--- Begin PROVIDED RECORDS ---
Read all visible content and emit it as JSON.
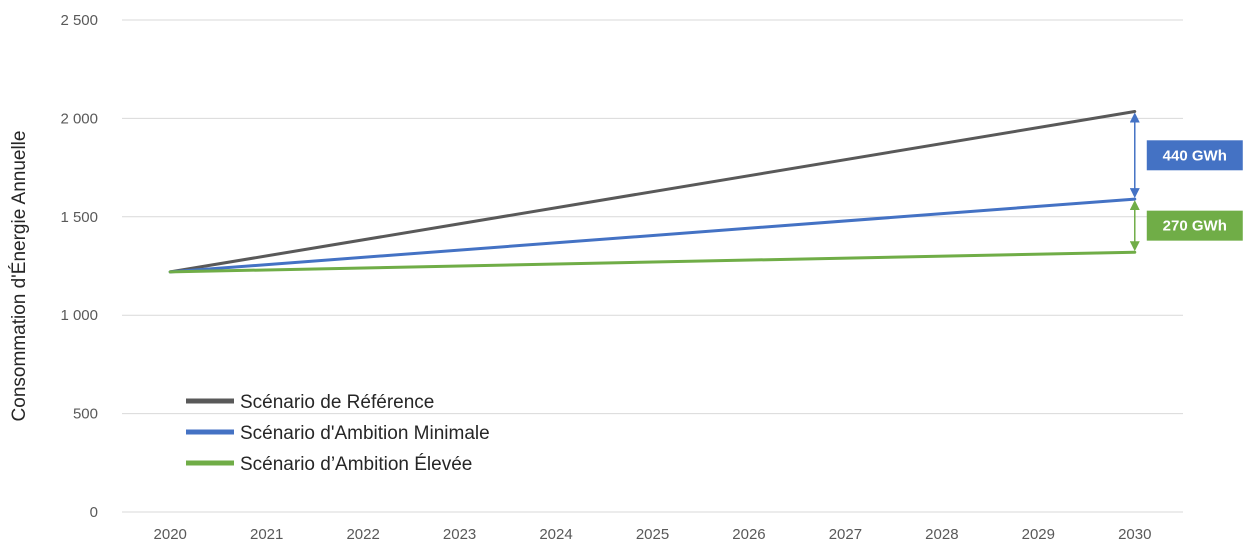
{
  "chart_data": {
    "type": "line",
    "title": "",
    "xlabel": "",
    "ylabel": "Consommation d'Énergie Annuelle",
    "x": [
      "2020",
      "2021",
      "2022",
      "2023",
      "2024",
      "2025",
      "2026",
      "2027",
      "2028",
      "2029",
      "2030"
    ],
    "ylim": [
      0,
      2500
    ],
    "yticks": [
      0,
      500,
      1000,
      1500,
      2000,
      2500
    ],
    "ytick_labels": [
      "0",
      "500",
      "1 000",
      "1 500",
      "2 000",
      "2 500"
    ],
    "grid": "horizontal",
    "legend_position": "bottom-left",
    "series": [
      {
        "name": "Scénario de Référence",
        "color": "#595959",
        "start": 1220,
        "end": 2035
      },
      {
        "name": "Scénario d'Ambition Minimale",
        "color": "#4472c4",
        "start": 1220,
        "end": 1590
      },
      {
        "name": "Scénario d’Ambition Élevée",
        "color": "#70ad47",
        "start": 1220,
        "end": 1320
      }
    ],
    "annotations": [
      {
        "text": "440 GWh",
        "color": "#4472c4",
        "x": "2030",
        "from": 2035,
        "to": 1590
      },
      {
        "text": "270 GWh",
        "color": "#70ad47",
        "x": "2030",
        "from": 1590,
        "to": 1320
      }
    ]
  }
}
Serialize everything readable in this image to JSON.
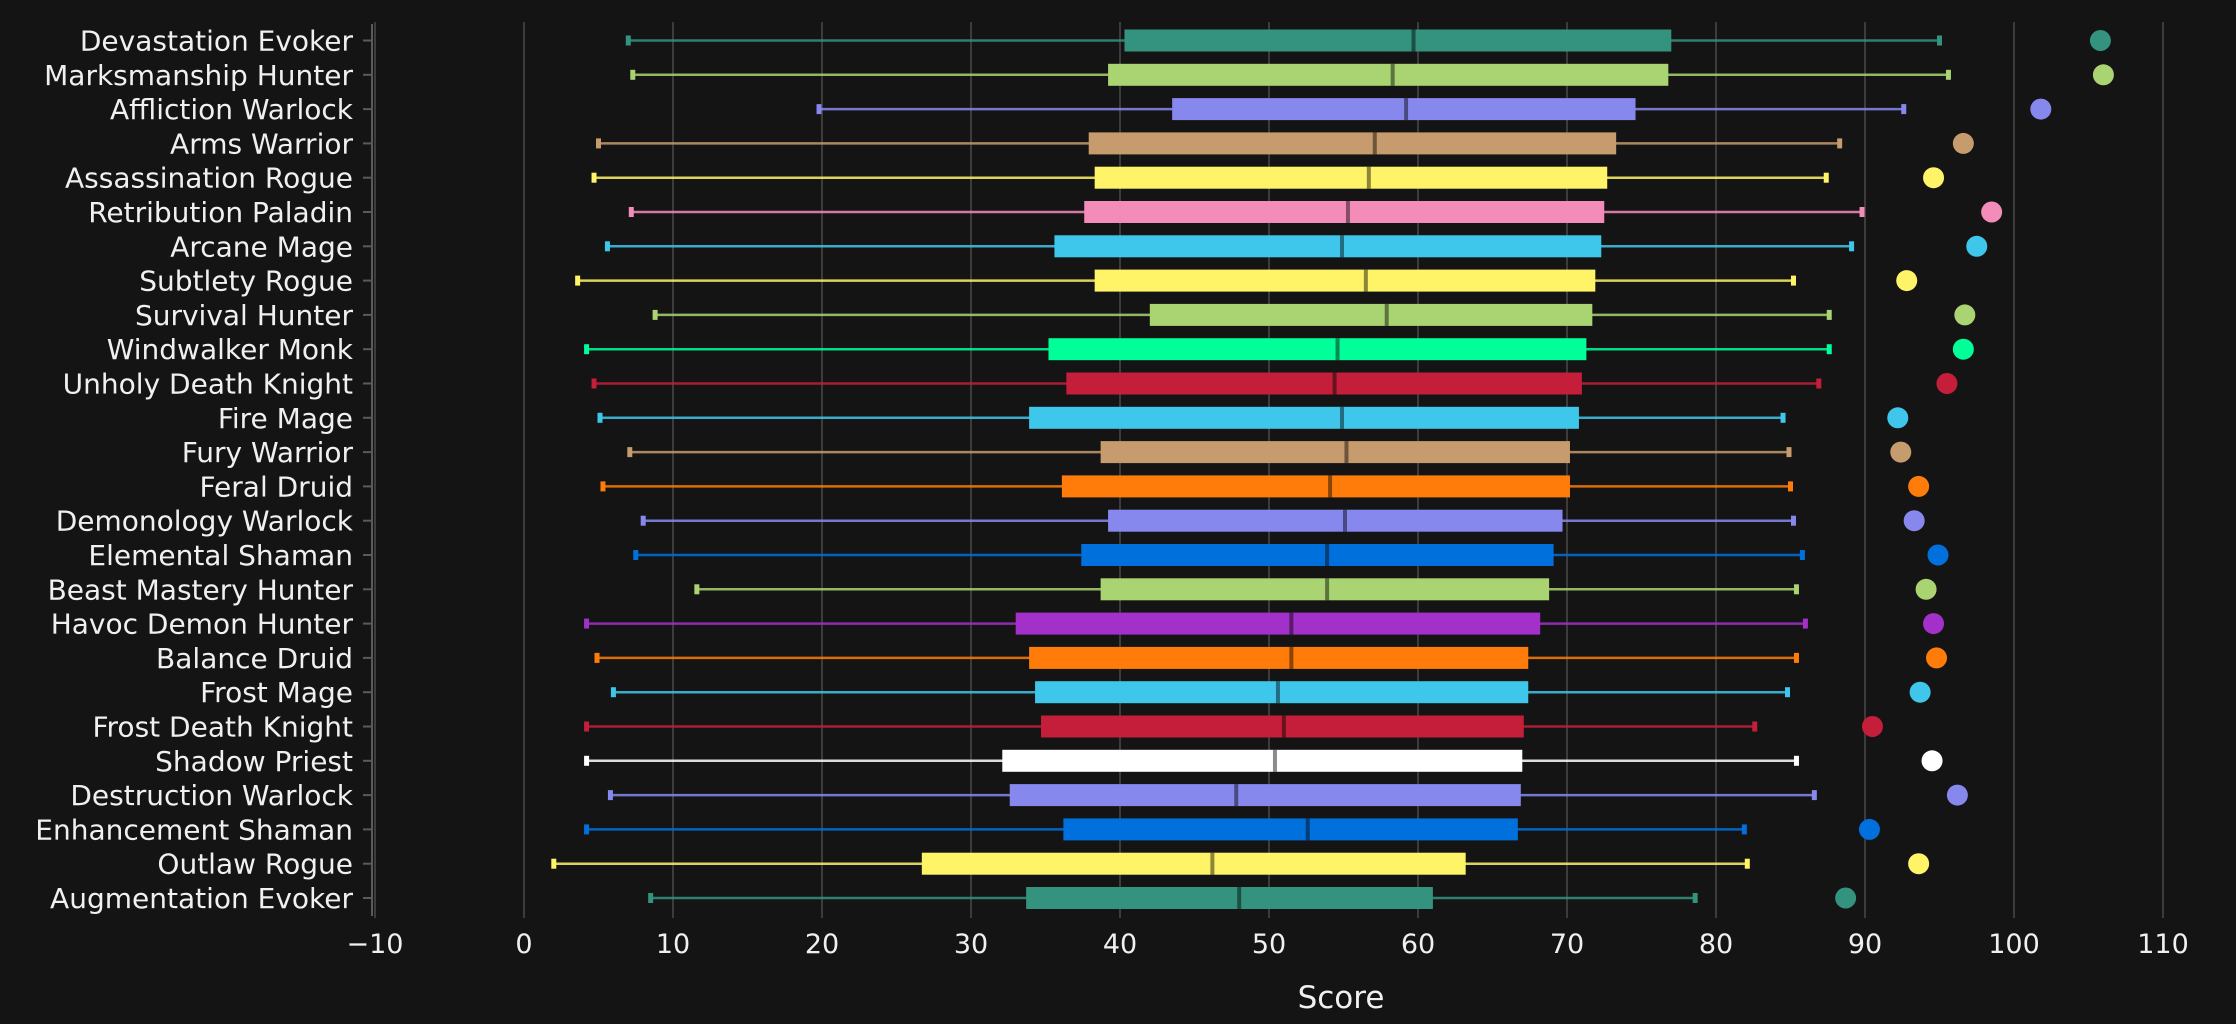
{
  "chart_data": {
    "type": "boxplot",
    "xlabel": "Score",
    "xlim": [
      -10,
      110
    ],
    "xticks": [
      -10,
      0,
      10,
      20,
      30,
      40,
      50,
      60,
      70,
      80,
      90,
      100,
      110
    ],
    "grid": true,
    "categories": [
      {
        "name": "Devastation Evoker",
        "color": "#33937f",
        "min": 7,
        "q1": 40.3,
        "median": 59.7,
        "q3": 77,
        "max": 95,
        "outlier": 105.8
      },
      {
        "name": "Marksmanship Hunter",
        "color": "#aad372",
        "min": 7.3,
        "q1": 39.2,
        "median": 58.3,
        "q3": 76.8,
        "max": 95.6,
        "outlier": 106
      },
      {
        "name": "Affliction Warlock",
        "color": "#8788ee",
        "min": 19.8,
        "q1": 43.5,
        "median": 59.2,
        "q3": 74.6,
        "max": 92.6,
        "outlier": 101.8
      },
      {
        "name": "Arms Warrior",
        "color": "#c69b6d",
        "min": 5,
        "q1": 37.9,
        "median": 57.1,
        "q3": 73.3,
        "max": 88.3,
        "outlier": 96.6
      },
      {
        "name": "Assassination Rogue",
        "color": "#fff468",
        "min": 4.7,
        "q1": 38.3,
        "median": 56.7,
        "q3": 72.7,
        "max": 87.4,
        "outlier": 94.6
      },
      {
        "name": "Retribution Paladin",
        "color": "#f48cba",
        "min": 7.2,
        "q1": 37.6,
        "median": 55.3,
        "q3": 72.5,
        "max": 89.8,
        "outlier": 98.5
      },
      {
        "name": "Arcane Mage",
        "color": "#3fc7eb",
        "min": 5.6,
        "q1": 35.6,
        "median": 54.9,
        "q3": 72.3,
        "max": 89.1,
        "outlier": 97.5
      },
      {
        "name": "Subtlety Rogue",
        "color": "#fff468",
        "min": 3.6,
        "q1": 38.3,
        "median": 56.5,
        "q3": 71.9,
        "max": 85.2,
        "outlier": 92.8
      },
      {
        "name": "Survival Hunter",
        "color": "#aad372",
        "min": 8.8,
        "q1": 42,
        "median": 57.9,
        "q3": 71.7,
        "max": 87.6,
        "outlier": 96.7
      },
      {
        "name": "Windwalker Monk",
        "color": "#00ff98",
        "min": 4.2,
        "q1": 35.2,
        "median": 54.6,
        "q3": 71.3,
        "max": 87.6,
        "outlier": 96.6
      },
      {
        "name": "Unholy Death Knight",
        "color": "#c41e3a",
        "min": 4.7,
        "q1": 36.4,
        "median": 54.4,
        "q3": 71,
        "max": 86.9,
        "outlier": 95.5
      },
      {
        "name": "Fire Mage",
        "color": "#3fc7eb",
        "min": 5.1,
        "q1": 33.9,
        "median": 54.9,
        "q3": 70.8,
        "max": 84.5,
        "outlier": 92.2
      },
      {
        "name": "Fury Warrior",
        "color": "#c69b6d",
        "min": 7.1,
        "q1": 38.7,
        "median": 55.2,
        "q3": 70.2,
        "max": 84.9,
        "outlier": 92.4
      },
      {
        "name": "Feral Druid",
        "color": "#ff7c0a",
        "min": 5.3,
        "q1": 36.1,
        "median": 54.1,
        "q3": 70.2,
        "max": 85,
        "outlier": 93.6
      },
      {
        "name": "Demonology Warlock",
        "color": "#8788ee",
        "min": 8,
        "q1": 39.2,
        "median": 55.1,
        "q3": 69.7,
        "max": 85.2,
        "outlier": 93.3
      },
      {
        "name": "Elemental Shaman",
        "color": "#0070dd",
        "min": 7.5,
        "q1": 37.4,
        "median": 53.9,
        "q3": 69.1,
        "max": 85.8,
        "outlier": 94.9
      },
      {
        "name": "Beast Mastery Hunter",
        "color": "#aad372",
        "min": 11.6,
        "q1": 38.7,
        "median": 53.9,
        "q3": 68.8,
        "max": 85.4,
        "outlier": 94.1
      },
      {
        "name": "Havoc Demon Hunter",
        "color": "#a330c9",
        "min": 4.2,
        "q1": 33,
        "median": 51.5,
        "q3": 68.2,
        "max": 86,
        "outlier": 94.6
      },
      {
        "name": "Balance Druid",
        "color": "#ff7c0a",
        "min": 4.9,
        "q1": 33.9,
        "median": 51.5,
        "q3": 67.4,
        "max": 85.4,
        "outlier": 94.8
      },
      {
        "name": "Frost Mage",
        "color": "#3fc7eb",
        "min": 6,
        "q1": 34.3,
        "median": 50.6,
        "q3": 67.4,
        "max": 84.8,
        "outlier": 93.7
      },
      {
        "name": "Frost Death Knight",
        "color": "#c41e3a",
        "min": 4.2,
        "q1": 34.7,
        "median": 51,
        "q3": 67.1,
        "max": 82.6,
        "outlier": 90.5
      },
      {
        "name": "Shadow Priest",
        "color": "#ffffff",
        "min": 4.2,
        "q1": 32.1,
        "median": 50.4,
        "q3": 67,
        "max": 85.4,
        "outlier": 94.5
      },
      {
        "name": "Destruction Warlock",
        "color": "#8788ee",
        "min": 5.8,
        "q1": 32.6,
        "median": 47.8,
        "q3": 66.9,
        "max": 86.6,
        "outlier": 96.2
      },
      {
        "name": "Enhancement Shaman",
        "color": "#0070dd",
        "min": 4.2,
        "q1": 36.2,
        "median": 52.6,
        "q3": 66.7,
        "max": 81.9,
        "outlier": 90.3
      },
      {
        "name": "Outlaw Rogue",
        "color": "#fff468",
        "min": 2,
        "q1": 26.7,
        "median": 46.2,
        "q3": 63.2,
        "max": 82.1,
        "outlier": 93.6
      },
      {
        "name": "Augmentation Evoker",
        "color": "#33937f",
        "min": 8.5,
        "q1": 33.7,
        "median": 48,
        "q3": 61,
        "max": 78.6,
        "outlier": 88.7
      }
    ]
  }
}
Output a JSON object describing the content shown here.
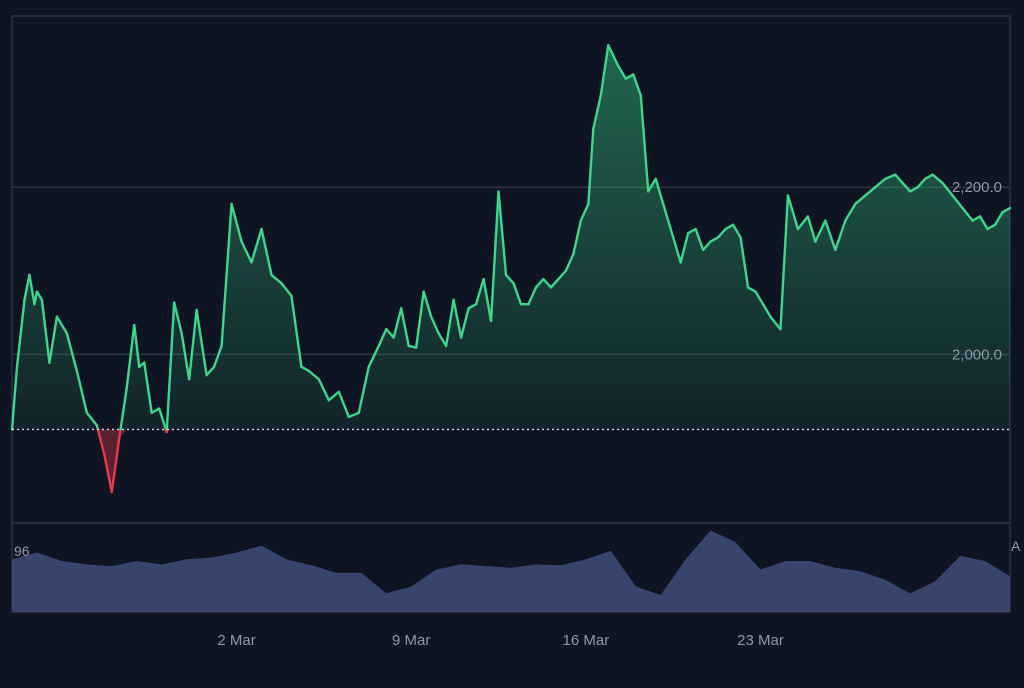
{
  "theme": {
    "background": "#0e1422",
    "frame": "#3a4152",
    "grid": "#3a4152",
    "up_color": "#3dd68c",
    "down_color": "#e8394a",
    "volume_color": "#3c4772",
    "axis_text": "#8f97a8"
  },
  "chart_data": [
    {
      "type": "area",
      "baseline": 1910,
      "ylim": [
        1798,
        2405
      ],
      "y_ticks": [
        2000,
        2200
      ],
      "y_tick_labels": [
        "2,000.0",
        "2,200.0"
      ],
      "x_ticks": [
        9,
        16,
        23,
        30
      ],
      "x_tick_labels": [
        "2 Mar",
        "9 Mar",
        "16 Mar",
        "23 Mar"
      ],
      "x_range": [
        0,
        40
      ],
      "grid": true,
      "series": [
        {
          "x": [
            0,
            0.2,
            0.5,
            0.7,
            0.9,
            1.0,
            1.2,
            1.5,
            1.8,
            2.2,
            2.6,
            3.0,
            3.4,
            3.7,
            4.0,
            4.3,
            4.6,
            4.9,
            5.1,
            5.3,
            5.6,
            5.9,
            6.2,
            6.5,
            6.8,
            7.1,
            7.4,
            7.8,
            8.1,
            8.4,
            8.8,
            9.2,
            9.6,
            10.0,
            10.4,
            10.8,
            11.2,
            11.6,
            11.9,
            12.3,
            12.7,
            13.1,
            13.5,
            13.9,
            14.3,
            14.7,
            15.0,
            15.3,
            15.6,
            15.9,
            16.2,
            16.5,
            16.8,
            17.1,
            17.4,
            17.7,
            18.0,
            18.3,
            18.6,
            18.9,
            19.2,
            19.5,
            19.8,
            20.1,
            20.4,
            20.7,
            21.0,
            21.3,
            21.6,
            21.9,
            22.2,
            22.5,
            22.8,
            23.1,
            23.3,
            23.6,
            23.9,
            24.3,
            24.6,
            24.9,
            25.2,
            25.5,
            25.8,
            26.1,
            26.5,
            26.8,
            27.1,
            27.4,
            27.7,
            28.0,
            28.3,
            28.6,
            28.9,
            29.2,
            29.5,
            29.8,
            30.1,
            30.4,
            30.8,
            31.1,
            31.5,
            31.9,
            32.2,
            32.6,
            33.0,
            33.4,
            33.8,
            34.2,
            34.6,
            35.0,
            35.4,
            35.7,
            36.0,
            36.3,
            36.6,
            36.9,
            37.3,
            37.7,
            38.1,
            38.5,
            38.8,
            39.1,
            39.4,
            39.7,
            40.0
          ],
          "y": [
            1910,
            1985,
            2065,
            2095,
            2060,
            2075,
            2065,
            1990,
            2045,
            2025,
            1980,
            1930,
            1915,
            1880,
            1835,
            1900,
            1960,
            2035,
            1985,
            1990,
            1930,
            1935,
            1907,
            2062,
            2025,
            1970,
            2053,
            1975,
            1985,
            2010,
            2180,
            2135,
            2110,
            2150,
            2095,
            2085,
            2070,
            1985,
            1980,
            1970,
            1945,
            1955,
            1925,
            1930,
            1985,
            2010,
            2030,
            2020,
            2055,
            2010,
            2008,
            2075,
            2045,
            2025,
            2010,
            2065,
            2020,
            2055,
            2060,
            2090,
            2040,
            2195,
            2095,
            2085,
            2060,
            2060,
            2080,
            2090,
            2080,
            2090,
            2100,
            2120,
            2160,
            2180,
            2270,
            2310,
            2370,
            2345,
            2330,
            2335,
            2310,
            2195,
            2210,
            2180,
            2140,
            2110,
            2145,
            2150,
            2125,
            2135,
            2140,
            2150,
            2155,
            2140,
            2080,
            2075,
            2060,
            2045,
            2030,
            2190,
            2150,
            2165,
            2135,
            2160,
            2125,
            2160,
            2180,
            2190,
            2200,
            2210,
            2215,
            2205,
            2195,
            2200,
            2210,
            2215,
            2205,
            2190,
            2175,
            2160,
            2165,
            2150,
            2155,
            2170,
            2175
          ]
        }
      ]
    },
    {
      "type": "area",
      "series": [
        {
          "x": [
            0,
            1,
            2,
            3,
            4,
            5,
            6,
            7,
            8,
            9,
            10,
            11,
            12,
            13,
            14,
            15,
            16,
            17,
            18,
            19,
            20,
            21,
            22,
            23,
            24,
            25,
            26,
            27,
            28,
            29,
            30,
            31,
            32,
            33,
            34,
            35,
            36,
            37,
            38,
            39,
            40
          ],
          "y": [
            0.62,
            0.7,
            0.6,
            0.56,
            0.54,
            0.6,
            0.56,
            0.62,
            0.64,
            0.7,
            0.78,
            0.62,
            0.55,
            0.46,
            0.46,
            0.22,
            0.3,
            0.5,
            0.56,
            0.54,
            0.52,
            0.56,
            0.55,
            0.62,
            0.72,
            0.3,
            0.2,
            0.62,
            0.96,
            0.82,
            0.5,
            0.6,
            0.6,
            0.52,
            0.48,
            0.38,
            0.22,
            0.36,
            0.66,
            0.6,
            0.42
          ]
        }
      ],
      "left_label": "96",
      "right_label": "A"
    }
  ]
}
--- End PROVIDED RECORDS ---
THE PROBLEM
Say how many lines have the string "Frost" in them, offering no words beyond the number.

TASK RESPONSE
2